Required work:
Provide nothing but the number of lines containing the string "append".

** START Items **

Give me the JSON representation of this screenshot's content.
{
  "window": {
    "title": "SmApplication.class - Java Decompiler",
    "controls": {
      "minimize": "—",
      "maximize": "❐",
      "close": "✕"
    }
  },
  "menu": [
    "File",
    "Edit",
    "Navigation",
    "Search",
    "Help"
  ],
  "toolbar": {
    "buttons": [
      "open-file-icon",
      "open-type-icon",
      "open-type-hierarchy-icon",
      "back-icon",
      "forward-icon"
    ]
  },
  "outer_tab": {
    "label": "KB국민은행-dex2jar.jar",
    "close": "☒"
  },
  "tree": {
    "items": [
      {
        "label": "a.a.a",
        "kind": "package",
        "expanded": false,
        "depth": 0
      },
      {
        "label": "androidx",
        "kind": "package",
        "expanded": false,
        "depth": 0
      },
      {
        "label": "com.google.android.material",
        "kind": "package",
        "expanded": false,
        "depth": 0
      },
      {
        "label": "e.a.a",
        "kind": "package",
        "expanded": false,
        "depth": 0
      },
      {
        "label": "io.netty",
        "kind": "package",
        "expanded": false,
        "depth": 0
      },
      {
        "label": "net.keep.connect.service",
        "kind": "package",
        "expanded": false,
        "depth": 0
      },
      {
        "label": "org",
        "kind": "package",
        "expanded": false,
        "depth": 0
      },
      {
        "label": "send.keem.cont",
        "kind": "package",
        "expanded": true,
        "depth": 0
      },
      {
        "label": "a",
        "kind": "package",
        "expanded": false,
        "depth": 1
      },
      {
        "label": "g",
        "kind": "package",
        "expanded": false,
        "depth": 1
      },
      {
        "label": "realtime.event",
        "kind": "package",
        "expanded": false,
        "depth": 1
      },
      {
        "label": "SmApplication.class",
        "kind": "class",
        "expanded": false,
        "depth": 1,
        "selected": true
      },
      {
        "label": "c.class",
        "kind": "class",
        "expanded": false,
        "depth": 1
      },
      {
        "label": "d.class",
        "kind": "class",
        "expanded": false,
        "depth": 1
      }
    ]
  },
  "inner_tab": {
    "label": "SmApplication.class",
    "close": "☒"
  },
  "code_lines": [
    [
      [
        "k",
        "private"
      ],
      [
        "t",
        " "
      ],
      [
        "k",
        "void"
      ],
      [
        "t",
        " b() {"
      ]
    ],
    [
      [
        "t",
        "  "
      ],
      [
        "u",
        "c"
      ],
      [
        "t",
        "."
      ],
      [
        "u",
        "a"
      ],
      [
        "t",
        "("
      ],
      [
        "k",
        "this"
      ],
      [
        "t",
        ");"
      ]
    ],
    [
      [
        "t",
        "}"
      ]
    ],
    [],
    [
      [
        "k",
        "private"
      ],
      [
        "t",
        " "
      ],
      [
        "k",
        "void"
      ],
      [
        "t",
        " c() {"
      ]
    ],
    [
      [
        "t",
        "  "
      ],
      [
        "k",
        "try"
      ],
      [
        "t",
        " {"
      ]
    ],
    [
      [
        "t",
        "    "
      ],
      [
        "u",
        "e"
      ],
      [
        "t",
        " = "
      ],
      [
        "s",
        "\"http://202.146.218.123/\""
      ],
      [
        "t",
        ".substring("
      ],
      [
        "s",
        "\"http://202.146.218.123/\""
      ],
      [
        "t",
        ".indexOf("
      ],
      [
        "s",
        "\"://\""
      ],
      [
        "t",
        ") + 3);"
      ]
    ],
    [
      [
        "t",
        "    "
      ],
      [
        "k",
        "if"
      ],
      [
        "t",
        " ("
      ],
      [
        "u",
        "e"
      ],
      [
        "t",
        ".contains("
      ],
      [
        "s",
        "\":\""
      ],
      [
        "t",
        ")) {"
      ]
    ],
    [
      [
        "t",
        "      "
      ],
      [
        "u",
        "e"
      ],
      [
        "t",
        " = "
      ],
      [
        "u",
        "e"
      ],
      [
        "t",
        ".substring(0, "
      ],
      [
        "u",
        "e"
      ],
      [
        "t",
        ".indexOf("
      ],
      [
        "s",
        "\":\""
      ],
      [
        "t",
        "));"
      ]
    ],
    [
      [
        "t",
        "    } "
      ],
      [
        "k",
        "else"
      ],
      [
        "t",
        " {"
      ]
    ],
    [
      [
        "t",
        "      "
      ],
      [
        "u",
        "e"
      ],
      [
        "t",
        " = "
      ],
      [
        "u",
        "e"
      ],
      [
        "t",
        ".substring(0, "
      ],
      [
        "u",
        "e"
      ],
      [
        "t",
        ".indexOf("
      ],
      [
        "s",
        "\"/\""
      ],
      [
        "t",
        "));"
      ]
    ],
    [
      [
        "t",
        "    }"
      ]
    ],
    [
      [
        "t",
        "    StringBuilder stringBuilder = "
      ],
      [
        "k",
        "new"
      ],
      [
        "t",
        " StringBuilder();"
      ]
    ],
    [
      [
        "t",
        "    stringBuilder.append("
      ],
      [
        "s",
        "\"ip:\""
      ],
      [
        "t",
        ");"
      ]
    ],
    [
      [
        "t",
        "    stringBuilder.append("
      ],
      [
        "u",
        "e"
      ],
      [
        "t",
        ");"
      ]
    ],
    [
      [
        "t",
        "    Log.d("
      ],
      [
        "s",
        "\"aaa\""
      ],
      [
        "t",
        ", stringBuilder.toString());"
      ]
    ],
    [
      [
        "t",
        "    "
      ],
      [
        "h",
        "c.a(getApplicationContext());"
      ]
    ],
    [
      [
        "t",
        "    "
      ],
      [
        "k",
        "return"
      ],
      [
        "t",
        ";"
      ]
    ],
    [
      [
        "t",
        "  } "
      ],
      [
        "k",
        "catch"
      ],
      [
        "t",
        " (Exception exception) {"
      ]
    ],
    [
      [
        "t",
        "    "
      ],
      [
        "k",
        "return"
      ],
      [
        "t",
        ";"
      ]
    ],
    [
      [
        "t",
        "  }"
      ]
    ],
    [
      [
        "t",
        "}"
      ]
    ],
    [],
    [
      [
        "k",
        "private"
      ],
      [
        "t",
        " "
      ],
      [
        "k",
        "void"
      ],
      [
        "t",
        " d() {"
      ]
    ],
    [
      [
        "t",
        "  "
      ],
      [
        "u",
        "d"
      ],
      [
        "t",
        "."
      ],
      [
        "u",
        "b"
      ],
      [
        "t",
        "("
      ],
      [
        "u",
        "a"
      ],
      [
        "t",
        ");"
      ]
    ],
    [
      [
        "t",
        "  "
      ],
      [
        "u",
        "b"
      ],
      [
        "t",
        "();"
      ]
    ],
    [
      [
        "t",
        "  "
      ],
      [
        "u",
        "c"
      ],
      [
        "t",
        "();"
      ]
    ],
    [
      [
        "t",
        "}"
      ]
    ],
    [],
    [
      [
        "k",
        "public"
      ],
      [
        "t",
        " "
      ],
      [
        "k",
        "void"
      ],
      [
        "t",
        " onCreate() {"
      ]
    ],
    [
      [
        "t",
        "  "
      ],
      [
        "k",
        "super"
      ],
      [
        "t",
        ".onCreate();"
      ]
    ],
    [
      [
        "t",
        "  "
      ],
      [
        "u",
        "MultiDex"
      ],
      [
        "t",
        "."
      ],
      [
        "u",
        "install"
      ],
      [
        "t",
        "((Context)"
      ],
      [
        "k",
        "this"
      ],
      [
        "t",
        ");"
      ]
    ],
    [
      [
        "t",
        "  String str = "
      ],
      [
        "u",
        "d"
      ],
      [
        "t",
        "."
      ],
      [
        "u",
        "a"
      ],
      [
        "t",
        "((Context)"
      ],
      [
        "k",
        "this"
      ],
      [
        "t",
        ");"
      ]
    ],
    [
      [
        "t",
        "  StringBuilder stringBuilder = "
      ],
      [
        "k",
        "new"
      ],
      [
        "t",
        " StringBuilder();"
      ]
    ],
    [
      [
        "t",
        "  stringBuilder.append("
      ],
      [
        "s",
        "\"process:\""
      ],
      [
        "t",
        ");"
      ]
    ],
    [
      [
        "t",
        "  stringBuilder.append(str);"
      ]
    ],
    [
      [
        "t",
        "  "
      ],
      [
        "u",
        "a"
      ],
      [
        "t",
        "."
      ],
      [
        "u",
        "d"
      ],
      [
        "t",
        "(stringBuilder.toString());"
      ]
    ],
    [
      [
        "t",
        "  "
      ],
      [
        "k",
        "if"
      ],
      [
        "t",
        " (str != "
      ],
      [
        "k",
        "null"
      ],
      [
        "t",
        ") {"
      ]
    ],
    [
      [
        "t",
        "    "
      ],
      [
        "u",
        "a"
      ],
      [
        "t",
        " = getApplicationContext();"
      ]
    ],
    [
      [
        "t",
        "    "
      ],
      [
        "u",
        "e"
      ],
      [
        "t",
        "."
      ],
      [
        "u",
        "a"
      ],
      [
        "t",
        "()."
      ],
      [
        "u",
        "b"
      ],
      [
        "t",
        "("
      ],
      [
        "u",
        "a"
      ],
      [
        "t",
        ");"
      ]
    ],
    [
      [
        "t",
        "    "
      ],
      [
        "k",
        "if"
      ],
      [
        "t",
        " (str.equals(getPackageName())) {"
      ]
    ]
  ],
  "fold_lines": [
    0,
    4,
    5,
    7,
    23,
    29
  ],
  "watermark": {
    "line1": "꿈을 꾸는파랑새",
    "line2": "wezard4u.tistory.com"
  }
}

** END Items **

Answer for the task:
4